## Objective A
In the court case header below, which advocate appeared for respondent No.1?
## Objective B
Summarize the court case header below in two sentences.

## Document extract
▶
Smt.Bharati Devi vs Sainani 18Th Vahini Bharat Tibbat Seema on 23 July, 2025

Author: Gurpal Singh Ahluwalia

Bench: G. S. Ahluwalia

                         NEUTRAL CITATION NO. 2025:MPHC-GWL:15292


                                                                1                        SA No. 772 of 2006


                                 IN THE        HIGH COURT OF MADHYA PRADESH
                                                    AT GWALIOR

                                                            BEFORE
                                        HON'BLE SHRI JUSTICE G. S. AHLUWALIA
                                                 ON THE 23rd OF JULY, 2025

                                              SECOND APPEAL No. 772 of 2006

                                               SMT. BHARATI DEVI
                                                     Versus
                              SAINANI 18TH VAHINI BHARAT TIBBAT SEEMA AND OTHERS



                         Appearance:
                         Shri K.N. Gupta- Senior Advocate with Ms. Suhani Dhariwal - Advocate for
                         appellant.
                         Shri Rajeev Shrivastava- Advocate for respondent No.1.
◀
## Data provided
▶
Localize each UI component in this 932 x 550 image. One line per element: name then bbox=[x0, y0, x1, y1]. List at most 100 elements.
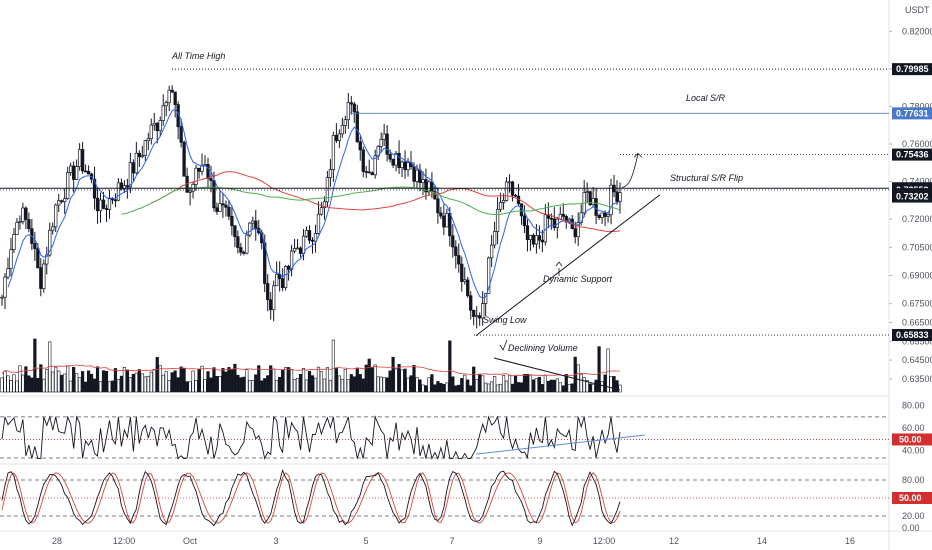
◀
## Reply A
Shri Rajeev Shrivastava appeared for respondent No.1.

## Reply B
Second Appeal No. 772 of 2006, Smt. Bharati Devi versus Sainani 18th Vahini Bharat Tibbat Seema and others, came before Justice G. S. Ahluwalia of the High Court of Madhya Pradesh at Gwalior on 23 July 2025. Senior Advocate K.N. Gupta, with Advocate Suhani Dhariwal, appeared for the appellant, and Advocate Rajeev Shrivastava appeared for respondent No.1.